:: To be done ::
Present the data once more in exactly its original form.

* Start Task material *

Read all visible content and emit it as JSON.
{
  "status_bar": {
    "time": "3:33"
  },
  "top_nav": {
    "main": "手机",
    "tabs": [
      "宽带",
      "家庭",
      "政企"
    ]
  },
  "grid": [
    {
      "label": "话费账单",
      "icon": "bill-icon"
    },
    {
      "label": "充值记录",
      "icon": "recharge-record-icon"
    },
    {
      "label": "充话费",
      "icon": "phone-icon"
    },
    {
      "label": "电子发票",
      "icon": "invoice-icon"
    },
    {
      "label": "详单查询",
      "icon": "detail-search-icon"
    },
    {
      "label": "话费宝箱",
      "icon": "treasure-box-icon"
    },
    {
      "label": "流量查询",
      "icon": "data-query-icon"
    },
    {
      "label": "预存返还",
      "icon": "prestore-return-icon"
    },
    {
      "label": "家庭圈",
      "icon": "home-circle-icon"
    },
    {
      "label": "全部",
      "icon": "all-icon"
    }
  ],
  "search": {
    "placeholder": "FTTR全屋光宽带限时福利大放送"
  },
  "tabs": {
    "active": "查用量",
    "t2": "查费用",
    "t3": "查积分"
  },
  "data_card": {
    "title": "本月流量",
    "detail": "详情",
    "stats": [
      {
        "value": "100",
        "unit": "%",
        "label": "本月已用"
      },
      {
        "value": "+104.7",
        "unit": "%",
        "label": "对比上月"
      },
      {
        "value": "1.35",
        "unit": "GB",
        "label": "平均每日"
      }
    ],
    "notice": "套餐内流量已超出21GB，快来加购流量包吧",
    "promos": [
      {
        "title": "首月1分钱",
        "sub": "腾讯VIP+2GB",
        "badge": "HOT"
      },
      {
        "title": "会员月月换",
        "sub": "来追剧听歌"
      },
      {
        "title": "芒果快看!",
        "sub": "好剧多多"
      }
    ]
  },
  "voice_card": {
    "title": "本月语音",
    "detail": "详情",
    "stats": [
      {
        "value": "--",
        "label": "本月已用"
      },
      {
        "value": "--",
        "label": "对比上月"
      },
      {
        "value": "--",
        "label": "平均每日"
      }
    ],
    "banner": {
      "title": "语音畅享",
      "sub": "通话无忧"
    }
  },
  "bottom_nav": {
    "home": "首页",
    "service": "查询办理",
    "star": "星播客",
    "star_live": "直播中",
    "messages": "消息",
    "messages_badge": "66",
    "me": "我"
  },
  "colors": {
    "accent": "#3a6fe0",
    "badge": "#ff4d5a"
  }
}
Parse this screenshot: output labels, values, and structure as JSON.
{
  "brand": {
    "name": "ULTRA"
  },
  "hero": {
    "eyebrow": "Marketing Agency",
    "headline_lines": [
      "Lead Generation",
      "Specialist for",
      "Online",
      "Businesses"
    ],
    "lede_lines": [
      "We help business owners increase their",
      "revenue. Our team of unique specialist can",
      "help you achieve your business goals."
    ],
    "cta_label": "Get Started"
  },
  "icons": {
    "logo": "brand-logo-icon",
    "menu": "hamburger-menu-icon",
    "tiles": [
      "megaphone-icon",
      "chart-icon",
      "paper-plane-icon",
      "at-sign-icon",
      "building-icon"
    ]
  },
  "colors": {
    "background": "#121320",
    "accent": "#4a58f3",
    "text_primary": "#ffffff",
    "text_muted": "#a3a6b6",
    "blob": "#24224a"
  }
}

* End Task material *

:: Task result ::
Read all visible content and emit it as JSON.
{
  "status_bar": {
    "time": "3:33"
  },
  "top_nav": {
    "main": "手机",
    "tabs": [
      "宽带",
      "家庭",
      "政企"
    ]
  },
  "grid": [
    {
      "label": "话费账单",
      "icon": "bill-icon"
    },
    {
      "label": "充值记录",
      "icon": "recharge-record-icon"
    },
    {
      "label": "充话费",
      "icon": "phone-icon"
    },
    {
      "label": "电子发票",
      "icon": "invoice-icon"
    },
    {
      "label": "详单查询",
      "icon": "detail-search-icon"
    },
    {
      "label": "话费宝箱",
      "icon": "treasure-box-icon"
    },
    {
      "label": "流量查询",
      "icon": "data-query-icon"
    },
    {
      "label": "预存返还",
      "icon": "prestore-return-icon"
    },
    {
      "label": "家庭圈",
      "icon": "home-circle-icon"
    },
    {
      "label": "全部",
      "icon": "all-icon"
    }
  ],
  "search": {
    "placeholder": "FTTR全屋光宽带限时福利大放送"
  },
  "tabs": {
    "active": "查用量",
    "t2": "查费用",
    "t3": "查积分"
  },
  "data_card": {
    "title": "本月流量",
    "detail": "详情",
    "stats": [
      {
        "value": "100",
        "unit": "%",
        "label": "本月已用"
      },
      {
        "value": "+104.7",
        "unit": "%",
        "label": "对比上月"
      },
      {
        "value": "1.35",
        "unit": "GB",
        "label": "平均每日"
      }
    ],
    "notice": "套餐内流量已超出21GB，快来加购流量包吧",
    "promos": [
      {
        "title": "首月1分钱",
        "sub": "腾讯VIP+2GB",
        "badge": "HOT"
      },
      {
        "title": "会员月月换",
        "sub": "来追剧听歌"
      },
      {
        "title": "芒果快看!",
        "sub": "好剧多多"
      }
    ]
  },
  "voice_card": {
    "title": "本月语音",
    "detail": "详情",
    "stats": [
      {
        "value": "--",
        "label": "本月已用"
      },
      {
        "value": "--",
        "label": "对比上月"
      },
      {
        "value": "--",
        "label": "平均每日"
      }
    ],
    "banner": {
      "title": "语音畅享",
      "sub": "通话无忧"
    }
  },
  "bottom_nav": {
    "home": "首页",
    "service": "查询办理",
    "star": "星播客",
    "star_live": "直播中",
    "messages": "消息",
    "messages_badge": "66",
    "me": "我"
  },
  "colors": {
    "accent": "#3a6fe0",
    "badge": "#ff4d5a"
  }
}
Parse this screenshot: output labels, values, and structure as JSON.
{
  "brand": {
    "name": "ULTRA"
  },
  "hero": {
    "eyebrow": "Marketing Agency",
    "headline_lines": [
      "Lead Generation",
      "Specialist for",
      "Online",
      "Businesses"
    ],
    "lede_lines": [
      "We help business owners increase their",
      "revenue. Our team of unique specialist can",
      "help you achieve your business goals."
    ],
    "cta_label": "Get Started"
  },
  "icons": {
    "logo": "brand-logo-icon",
    "menu": "hamburger-menu-icon",
    "tiles": [
      "megaphone-icon",
      "chart-icon",
      "paper-plane-icon",
      "at-sign-icon",
      "building-icon"
    ]
  },
  "colors": {
    "background": "#121320",
    "accent": "#4a58f3",
    "text_primary": "#ffffff",
    "text_muted": "#a3a6b6",
    "blob": "#24224a"
  }
}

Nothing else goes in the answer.